> Exercise: In the listing that follows, how many lines contain "icon"? Give the number only.

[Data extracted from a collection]
---------------

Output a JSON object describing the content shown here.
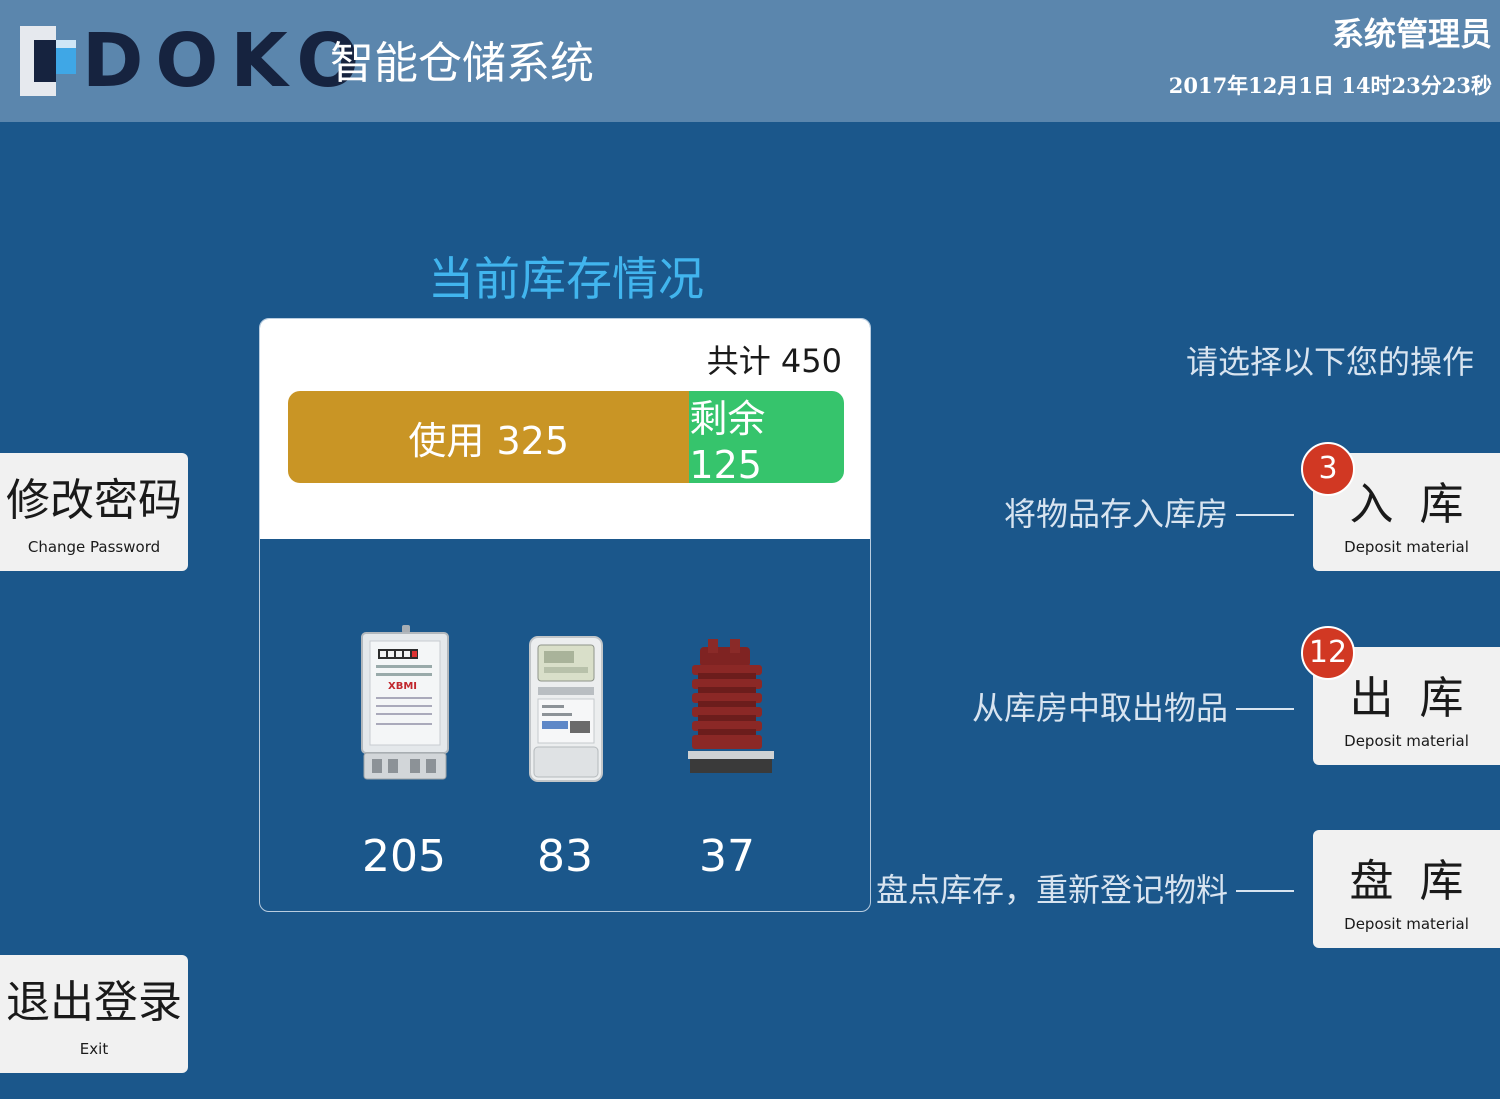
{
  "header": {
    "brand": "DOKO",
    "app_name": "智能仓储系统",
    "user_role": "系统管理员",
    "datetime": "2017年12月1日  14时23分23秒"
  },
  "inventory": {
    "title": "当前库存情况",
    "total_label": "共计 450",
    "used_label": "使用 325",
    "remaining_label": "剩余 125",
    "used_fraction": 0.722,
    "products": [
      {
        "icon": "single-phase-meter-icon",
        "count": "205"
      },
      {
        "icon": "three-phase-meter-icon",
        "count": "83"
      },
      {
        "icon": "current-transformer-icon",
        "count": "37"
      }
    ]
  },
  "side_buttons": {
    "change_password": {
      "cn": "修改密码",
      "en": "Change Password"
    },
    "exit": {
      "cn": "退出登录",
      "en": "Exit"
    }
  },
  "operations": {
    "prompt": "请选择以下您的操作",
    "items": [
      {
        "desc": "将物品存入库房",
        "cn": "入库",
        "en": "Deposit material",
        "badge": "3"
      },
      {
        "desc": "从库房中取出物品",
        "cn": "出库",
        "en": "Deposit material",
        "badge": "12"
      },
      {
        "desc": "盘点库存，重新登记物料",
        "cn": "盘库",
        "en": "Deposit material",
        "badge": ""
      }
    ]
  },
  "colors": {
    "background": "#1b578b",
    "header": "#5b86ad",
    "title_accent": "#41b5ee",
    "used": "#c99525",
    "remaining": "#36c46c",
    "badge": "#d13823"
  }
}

---------------

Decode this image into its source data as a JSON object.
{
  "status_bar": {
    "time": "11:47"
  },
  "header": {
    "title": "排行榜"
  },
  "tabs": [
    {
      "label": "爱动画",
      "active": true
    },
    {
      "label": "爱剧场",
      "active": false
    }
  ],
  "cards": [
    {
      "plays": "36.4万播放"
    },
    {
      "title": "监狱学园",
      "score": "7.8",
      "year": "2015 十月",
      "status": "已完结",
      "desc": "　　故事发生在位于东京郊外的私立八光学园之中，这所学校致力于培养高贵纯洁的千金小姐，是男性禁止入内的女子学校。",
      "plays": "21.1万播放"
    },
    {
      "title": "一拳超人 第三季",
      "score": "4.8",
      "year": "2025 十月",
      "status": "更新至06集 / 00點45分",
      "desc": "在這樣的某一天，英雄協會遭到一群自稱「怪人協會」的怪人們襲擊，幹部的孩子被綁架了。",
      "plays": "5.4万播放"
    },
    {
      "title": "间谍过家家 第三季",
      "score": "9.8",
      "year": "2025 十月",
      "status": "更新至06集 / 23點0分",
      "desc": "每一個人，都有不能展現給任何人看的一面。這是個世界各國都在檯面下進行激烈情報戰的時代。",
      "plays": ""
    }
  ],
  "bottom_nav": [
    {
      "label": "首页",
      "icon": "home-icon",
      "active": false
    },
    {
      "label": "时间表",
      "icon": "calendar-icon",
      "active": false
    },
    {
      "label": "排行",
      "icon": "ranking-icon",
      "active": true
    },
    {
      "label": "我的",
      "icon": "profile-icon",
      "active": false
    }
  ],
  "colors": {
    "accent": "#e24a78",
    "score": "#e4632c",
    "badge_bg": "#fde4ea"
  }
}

---------------

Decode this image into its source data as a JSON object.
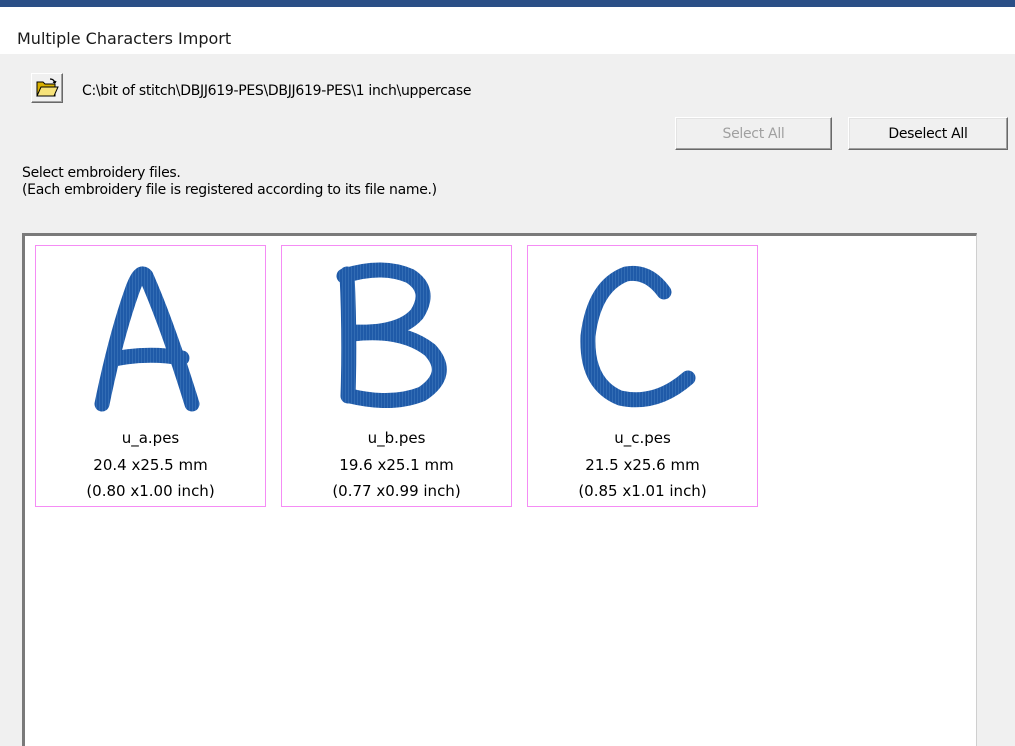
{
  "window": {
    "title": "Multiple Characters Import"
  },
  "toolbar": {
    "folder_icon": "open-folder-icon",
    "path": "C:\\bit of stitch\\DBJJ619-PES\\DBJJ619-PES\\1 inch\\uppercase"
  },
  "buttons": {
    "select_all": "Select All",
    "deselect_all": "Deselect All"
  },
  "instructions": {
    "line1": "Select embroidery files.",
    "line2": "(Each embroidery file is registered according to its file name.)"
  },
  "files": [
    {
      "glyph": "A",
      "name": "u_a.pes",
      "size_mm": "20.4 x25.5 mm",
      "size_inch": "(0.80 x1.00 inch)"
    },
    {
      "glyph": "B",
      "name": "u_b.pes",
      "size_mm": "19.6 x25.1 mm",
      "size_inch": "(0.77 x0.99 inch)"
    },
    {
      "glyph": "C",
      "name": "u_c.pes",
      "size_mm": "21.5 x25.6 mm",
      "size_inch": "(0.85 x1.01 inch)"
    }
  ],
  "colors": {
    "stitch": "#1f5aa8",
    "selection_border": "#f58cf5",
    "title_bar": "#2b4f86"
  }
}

---------------

> Task response: 8